▶ [GOAL]: Your task is to repeat the entries underneath exactly, minus the pictures.

━━━ RECORDED INFORMATION

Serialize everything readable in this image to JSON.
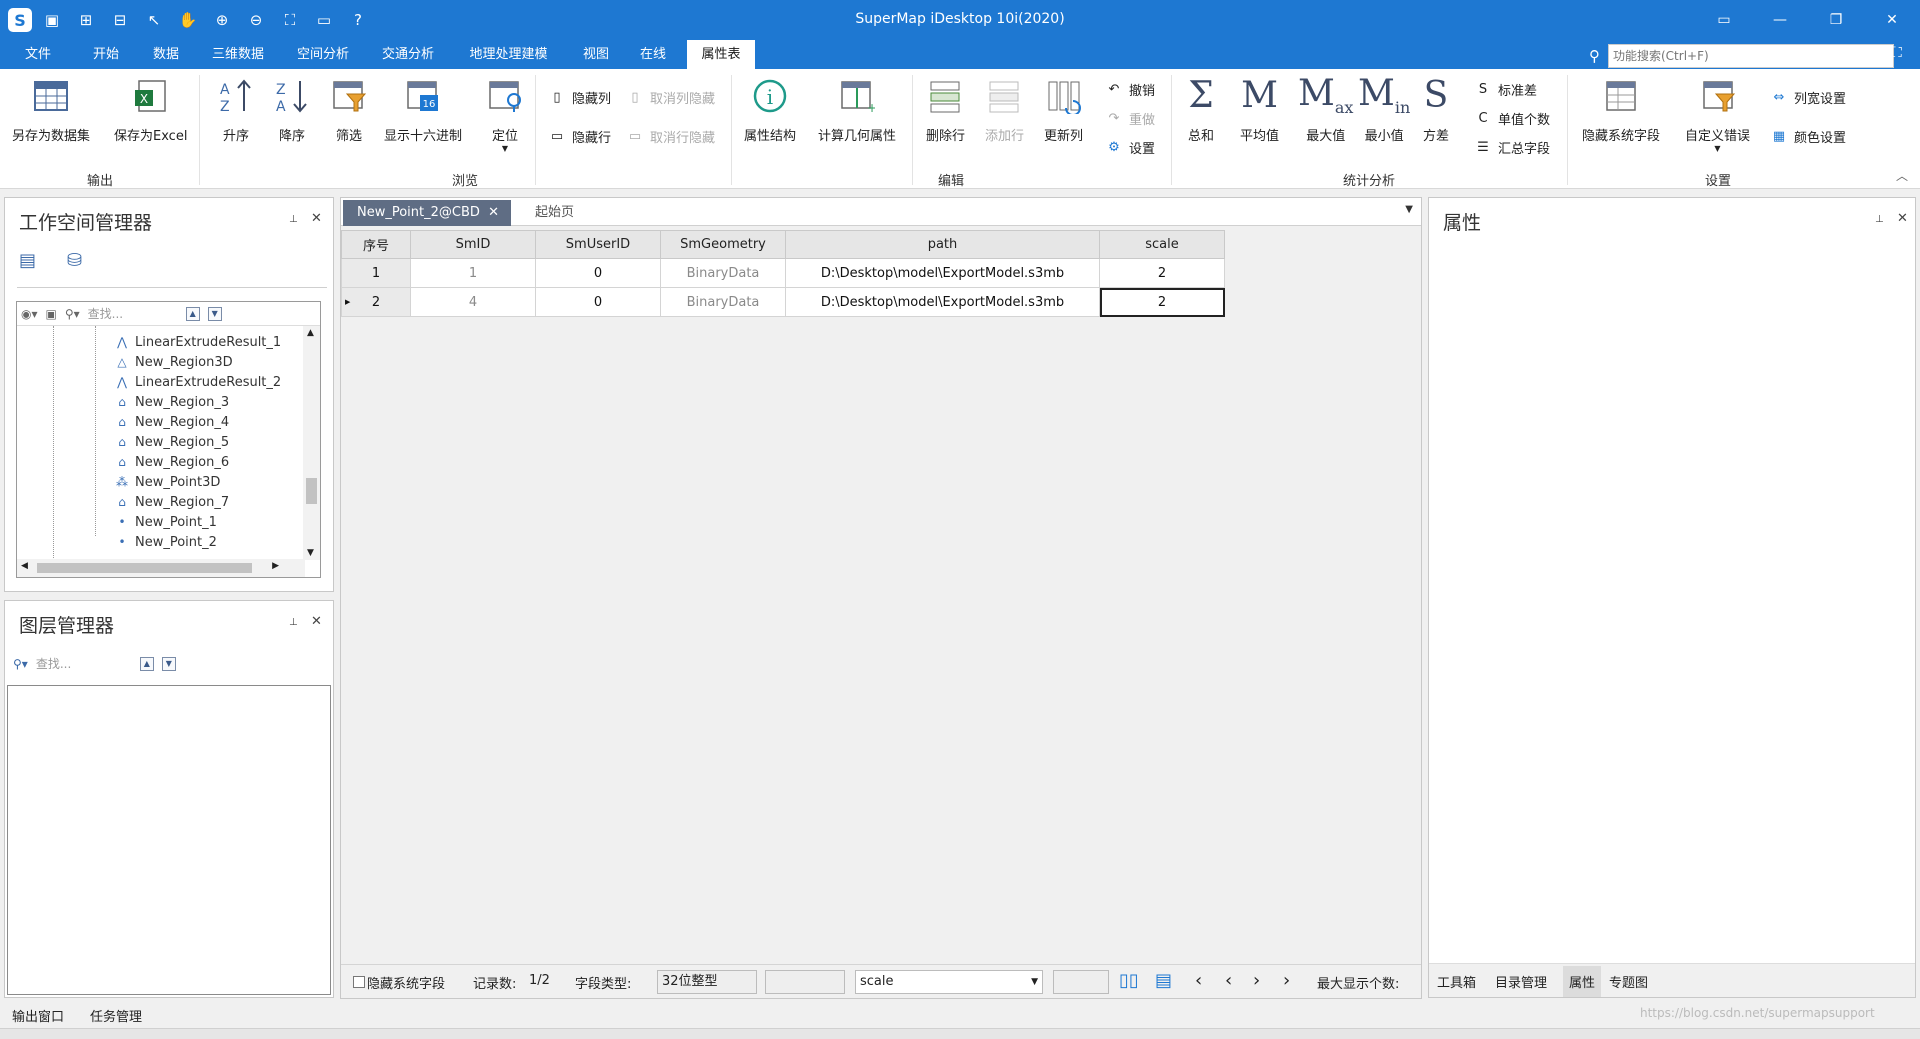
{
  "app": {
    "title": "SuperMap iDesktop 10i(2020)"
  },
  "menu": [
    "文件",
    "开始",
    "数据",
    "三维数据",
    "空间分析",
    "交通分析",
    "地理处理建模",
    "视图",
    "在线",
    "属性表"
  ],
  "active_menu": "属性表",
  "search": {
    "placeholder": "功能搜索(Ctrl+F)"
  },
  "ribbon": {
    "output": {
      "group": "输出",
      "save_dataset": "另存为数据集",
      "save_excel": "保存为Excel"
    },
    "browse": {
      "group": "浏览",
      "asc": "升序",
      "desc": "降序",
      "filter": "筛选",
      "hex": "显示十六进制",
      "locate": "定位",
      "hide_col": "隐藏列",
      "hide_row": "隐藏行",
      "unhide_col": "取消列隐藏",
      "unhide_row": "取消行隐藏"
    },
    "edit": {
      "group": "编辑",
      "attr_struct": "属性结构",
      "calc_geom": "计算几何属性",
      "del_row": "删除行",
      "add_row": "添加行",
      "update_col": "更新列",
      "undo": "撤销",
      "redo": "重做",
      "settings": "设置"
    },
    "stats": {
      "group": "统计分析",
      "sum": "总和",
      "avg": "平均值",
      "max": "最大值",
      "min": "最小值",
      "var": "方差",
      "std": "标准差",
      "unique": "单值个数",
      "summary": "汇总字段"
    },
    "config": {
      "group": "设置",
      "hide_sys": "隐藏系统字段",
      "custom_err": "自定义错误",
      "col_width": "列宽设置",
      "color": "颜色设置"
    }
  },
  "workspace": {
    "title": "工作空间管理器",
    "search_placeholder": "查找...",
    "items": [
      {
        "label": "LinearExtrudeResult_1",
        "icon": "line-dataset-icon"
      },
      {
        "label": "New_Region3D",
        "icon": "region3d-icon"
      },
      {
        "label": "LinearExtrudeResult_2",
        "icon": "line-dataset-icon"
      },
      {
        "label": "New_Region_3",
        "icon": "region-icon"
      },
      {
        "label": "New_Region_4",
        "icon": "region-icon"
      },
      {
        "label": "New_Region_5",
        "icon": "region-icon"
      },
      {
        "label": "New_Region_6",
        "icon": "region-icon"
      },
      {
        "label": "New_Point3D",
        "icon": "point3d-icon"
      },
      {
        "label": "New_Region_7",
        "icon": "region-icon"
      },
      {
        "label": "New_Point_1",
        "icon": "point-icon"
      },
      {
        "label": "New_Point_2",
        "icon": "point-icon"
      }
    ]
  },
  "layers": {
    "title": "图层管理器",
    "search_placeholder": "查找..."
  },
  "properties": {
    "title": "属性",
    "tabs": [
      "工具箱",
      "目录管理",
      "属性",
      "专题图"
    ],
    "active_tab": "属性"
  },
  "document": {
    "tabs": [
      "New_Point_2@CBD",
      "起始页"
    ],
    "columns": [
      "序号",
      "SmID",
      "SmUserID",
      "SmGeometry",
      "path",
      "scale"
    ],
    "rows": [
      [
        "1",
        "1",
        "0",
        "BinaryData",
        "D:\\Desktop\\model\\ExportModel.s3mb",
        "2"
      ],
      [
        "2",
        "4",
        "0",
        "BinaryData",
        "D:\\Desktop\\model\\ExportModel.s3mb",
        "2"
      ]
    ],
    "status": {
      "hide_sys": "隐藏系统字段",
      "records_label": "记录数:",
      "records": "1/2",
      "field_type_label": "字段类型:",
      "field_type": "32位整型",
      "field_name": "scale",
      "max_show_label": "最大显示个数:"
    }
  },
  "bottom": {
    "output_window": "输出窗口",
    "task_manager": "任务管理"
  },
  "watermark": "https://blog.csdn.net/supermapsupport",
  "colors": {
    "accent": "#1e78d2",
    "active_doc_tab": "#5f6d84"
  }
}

━━━━━━

▶ [TASK RESPONSE]:
Serialize everything readable in this image to JSON.
{
  "app": {
    "title": "SuperMap iDesktop 10i(2020)"
  },
  "menu": [
    "文件",
    "开始",
    "数据",
    "三维数据",
    "空间分析",
    "交通分析",
    "地理处理建模",
    "视图",
    "在线",
    "属性表"
  ],
  "active_menu": "属性表",
  "search": {
    "placeholder": "功能搜索(Ctrl+F)"
  },
  "ribbon": {
    "output": {
      "group": "输出",
      "save_dataset": "另存为数据集",
      "save_excel": "保存为Excel"
    },
    "browse": {
      "group": "浏览",
      "asc": "升序",
      "desc": "降序",
      "filter": "筛选",
      "hex": "显示十六进制",
      "locate": "定位",
      "hide_col": "隐藏列",
      "hide_row": "隐藏行",
      "unhide_col": "取消列隐藏",
      "unhide_row": "取消行隐藏"
    },
    "edit": {
      "group": "编辑",
      "attr_struct": "属性结构",
      "calc_geom": "计算几何属性",
      "del_row": "删除行",
      "add_row": "添加行",
      "update_col": "更新列",
      "undo": "撤销",
      "redo": "重做",
      "settings": "设置"
    },
    "stats": {
      "group": "统计分析",
      "sum": "总和",
      "avg": "平均值",
      "max": "最大值",
      "min": "最小值",
      "var": "方差",
      "std": "标准差",
      "unique": "单值个数",
      "summary": "汇总字段"
    },
    "config": {
      "group": "设置",
      "hide_sys": "隐藏系统字段",
      "custom_err": "自定义错误",
      "col_width": "列宽设置",
      "color": "颜色设置"
    }
  },
  "workspace": {
    "title": "工作空间管理器",
    "search_placeholder": "查找...",
    "items": [
      {
        "label": "LinearExtrudeResult_1",
        "icon": "line-dataset-icon"
      },
      {
        "label": "New_Region3D",
        "icon": "region3d-icon"
      },
      {
        "label": "LinearExtrudeResult_2",
        "icon": "line-dataset-icon"
      },
      {
        "label": "New_Region_3",
        "icon": "region-icon"
      },
      {
        "label": "New_Region_4",
        "icon": "region-icon"
      },
      {
        "label": "New_Region_5",
        "icon": "region-icon"
      },
      {
        "label": "New_Region_6",
        "icon": "region-icon"
      },
      {
        "label": "New_Point3D",
        "icon": "point3d-icon"
      },
      {
        "label": "New_Region_7",
        "icon": "region-icon"
      },
      {
        "label": "New_Point_1",
        "icon": "point-icon"
      },
      {
        "label": "New_Point_2",
        "icon": "point-icon"
      }
    ]
  },
  "layers": {
    "title": "图层管理器",
    "search_placeholder": "查找..."
  },
  "properties": {
    "title": "属性",
    "tabs": [
      "工具箱",
      "目录管理",
      "属性",
      "专题图"
    ],
    "active_tab": "属性"
  },
  "document": {
    "tabs": [
      "New_Point_2@CBD",
      "起始页"
    ],
    "columns": [
      "序号",
      "SmID",
      "SmUserID",
      "SmGeometry",
      "path",
      "scale"
    ],
    "rows": [
      [
        "1",
        "1",
        "0",
        "BinaryData",
        "D:\\Desktop\\model\\ExportModel.s3mb",
        "2"
      ],
      [
        "2",
        "4",
        "0",
        "BinaryData",
        "D:\\Desktop\\model\\ExportModel.s3mb",
        "2"
      ]
    ],
    "status": {
      "hide_sys": "隐藏系统字段",
      "records_label": "记录数:",
      "records": "1/2",
      "field_type_label": "字段类型:",
      "field_type": "32位整型",
      "field_name": "scale",
      "max_show_label": "最大显示个数:"
    }
  },
  "bottom": {
    "output_window": "输出窗口",
    "task_manager": "任务管理"
  },
  "watermark": "https://blog.csdn.net/supermapsupport",
  "colors": {
    "accent": "#1e78d2",
    "active_doc_tab": "#5f6d84"
  }
}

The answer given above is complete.